-- Work to complete --
In the entries starting at the line that contains "dict-remove-button[interactable]: ✕ xyxy=(778,82,792,96)" and ending at the line that contains "word-prefix: M xyxy=(274,171,294,196)", change every "list-item-label" to "item-label". Give back only those lines, with nothing else altered.
>> Start
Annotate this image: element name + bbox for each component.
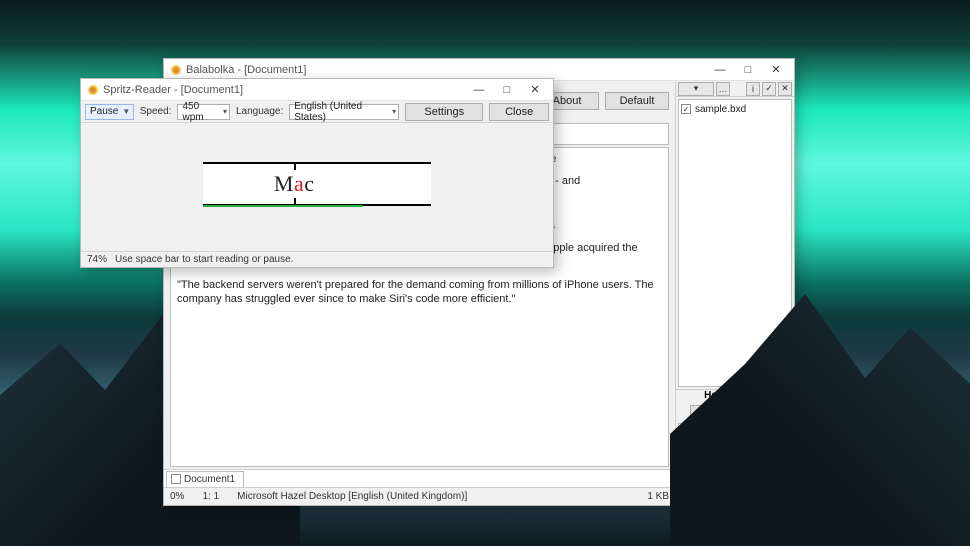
dict-remove-button[interactable]: ✕ xyxy=(778,82,792,96)
spritz-window: Spritz-Reader - [Document1] — □ ✕ Pause▼… xyxy=(80,78,554,268)
spritz-app-icon xyxy=(87,84,99,96)
list-item-label: German.hmg xyxy=(694,455,752,466)
spritz-titlebar[interactable]: Spritz-Reader - [Document1] — □ ✕ xyxy=(81,79,553,101)
list-item[interactable]: Russian Olga.hmg xyxy=(680,495,790,509)
status-size: 1 KB xyxy=(647,491,669,502)
close-spritz-button[interactable]: Close xyxy=(489,103,549,121)
checkbox-icon[interactable]: ✓ xyxy=(680,427,690,437)
list-item-label: Russian Olga.hmg xyxy=(694,497,776,508)
status-voice: Microsoft Hazel Desktop [English (United… xyxy=(237,491,467,502)
list-item[interactable]: Persian.hmg xyxy=(680,467,790,481)
dictionary-list[interactable]: ✓ sample.bxd xyxy=(678,99,792,387)
document-tab-label: Document1 xyxy=(184,474,235,485)
window-buttons: — □ ✕ xyxy=(706,60,790,80)
status-percent: 0% xyxy=(170,491,184,502)
dict-info-button[interactable]: i xyxy=(746,82,760,96)
word-prefix: M xyxy=(274,171,294,196)
maximize-button[interactable]: □ xyxy=(493,80,521,100)
homographs-list[interactable]: ✓ English.hmg French.hmg German.hmg Persian.… xyxy=(678,423,792,503)
language-dropdown[interactable]: English (United States)▾ xyxy=(289,104,399,120)
list-item[interactable]: French.hmg xyxy=(680,439,790,453)
spritz-hint: Use space bar to start reading or pause. xyxy=(115,254,293,265)
dict-dropdown[interactable]: ▾ xyxy=(678,82,714,96)
checkbox-icon[interactable] xyxy=(680,441,690,451)
sidebar: ▾ … i ✓ ✕ ✓ sample.bxd Homographs Edit ▾… xyxy=(676,81,794,505)
list-item-label: Persian.hmg xyxy=(694,469,750,480)
spritz-stage: Mac xyxy=(81,123,553,251)
maximize-button[interactable]: □ xyxy=(734,60,762,80)
spritz-toolbar: Pause▼ Speed: 450 wpm▾ Language: English… xyxy=(81,101,553,123)
list-item[interactable]: ✓ English.hmg xyxy=(680,425,790,439)
spritz-word-box: Mac xyxy=(203,162,431,206)
dict-browse-button[interactable]: … xyxy=(716,82,730,96)
list-item-label: sample.bxd xyxy=(695,104,746,115)
spritz-title: Spritz-Reader - [Document1] xyxy=(103,84,461,96)
pivot-marker-bottom-icon xyxy=(294,198,296,204)
checkbox-icon[interactable] xyxy=(680,469,690,479)
word-suffix: c xyxy=(304,171,314,196)
balabolka-title: Balabolka - [Document1] xyxy=(186,64,702,76)
tab-checkbox-icon xyxy=(171,474,181,484)
word-pivot: a xyxy=(294,171,304,196)
checkbox-icon[interactable] xyxy=(680,455,690,465)
pivot-marker-top-icon xyxy=(294,164,296,170)
close-button[interactable]: ✕ xyxy=(521,80,549,100)
settings-button[interactable]: Settings xyxy=(405,103,483,121)
list-item-label: Russian Nicolai (SAPI4).hmg xyxy=(692,477,790,499)
doc-line: "The backend servers weren't prepared fo… xyxy=(177,278,662,307)
spritz-word: Mac xyxy=(274,171,315,197)
minimize-button[interactable]: — xyxy=(706,60,734,80)
homographs-edit-button[interactable]: Edit ▾ xyxy=(690,405,780,419)
language-label: Language: xyxy=(236,106,283,117)
dict-apply-button[interactable]: ✓ xyxy=(762,82,776,96)
checkbox-icon[interactable] xyxy=(680,497,690,507)
spritz-progress-bar xyxy=(203,205,363,207)
sidebar-toolbar: ▾ … i ✓ ✕ xyxy=(676,81,794,97)
spritz-status-bar: 74% Use space bar to start reading or pa… xyxy=(81,251,553,267)
minimize-button[interactable]: — xyxy=(465,80,493,100)
speed-label: Speed: xyxy=(140,106,172,117)
document-tab[interactable]: Document1 xyxy=(166,471,244,487)
list-item[interactable]: ✓ sample.bxd xyxy=(681,102,789,116)
status-bar: 0% 1: 1 Microsoft Hazel Desktop [English… xyxy=(164,487,675,505)
balabolka-app-icon xyxy=(170,64,182,76)
list-item[interactable]: German.hmg xyxy=(680,453,790,467)
default-button[interactable]: Default xyxy=(605,92,669,110)
checkbox-icon[interactable]: ✓ xyxy=(681,104,691,114)
list-item-label: French.hmg xyxy=(694,441,747,452)
pause-button[interactable]: Pause▼ xyxy=(85,104,134,120)
close-button[interactable]: ✕ xyxy=(762,60,790,80)
document-tab-bar: Document1 xyxy=(164,469,675,487)
spritz-progress-percent: 74% xyxy=(87,254,107,265)
checkbox-icon[interactable] xyxy=(680,483,688,493)
speed-dropdown[interactable]: 450 wpm▾ xyxy=(177,104,229,120)
status-cursor-pos: 1: 1 xyxy=(202,491,219,502)
list-item-label: English.hmg xyxy=(694,427,749,438)
list-item[interactable]: Russian Nicolai (SAPI4).hmg xyxy=(680,481,790,495)
window-buttons: — □ ✕ xyxy=(465,80,549,100)
homographs-header: Homographs xyxy=(676,389,794,403)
>> End
-- Task output --
dict-remove-button[interactable]: ✕ xyxy=(778,82,792,96)
spritz-window: Spritz-Reader - [Document1] — □ ✕ Pause▼… xyxy=(80,78,554,268)
spritz-app-icon xyxy=(87,84,99,96)
item-label: German.hmg xyxy=(694,455,752,466)
spritz-titlebar[interactable]: Spritz-Reader - [Document1] — □ ✕ xyxy=(81,79,553,101)
list-item[interactable]: Russian Olga.hmg xyxy=(680,495,790,509)
status-size: 1 KB xyxy=(647,491,669,502)
close-spritz-button[interactable]: Close xyxy=(489,103,549,121)
checkbox-icon[interactable]: ✓ xyxy=(680,427,690,437)
item-label: Russian Olga.hmg xyxy=(694,497,776,508)
status-voice: Microsoft Hazel Desktop [English (United… xyxy=(237,491,467,502)
list-item[interactable]: Persian.hmg xyxy=(680,467,790,481)
dictionary-list[interactable]: ✓ sample.bxd xyxy=(678,99,792,387)
document-tab-label: Document1 xyxy=(184,474,235,485)
window-buttons: — □ ✕ xyxy=(706,60,790,80)
status-percent: 0% xyxy=(170,491,184,502)
dict-info-button[interactable]: i xyxy=(746,82,760,96)
word-prefix: M xyxy=(274,171,294,196)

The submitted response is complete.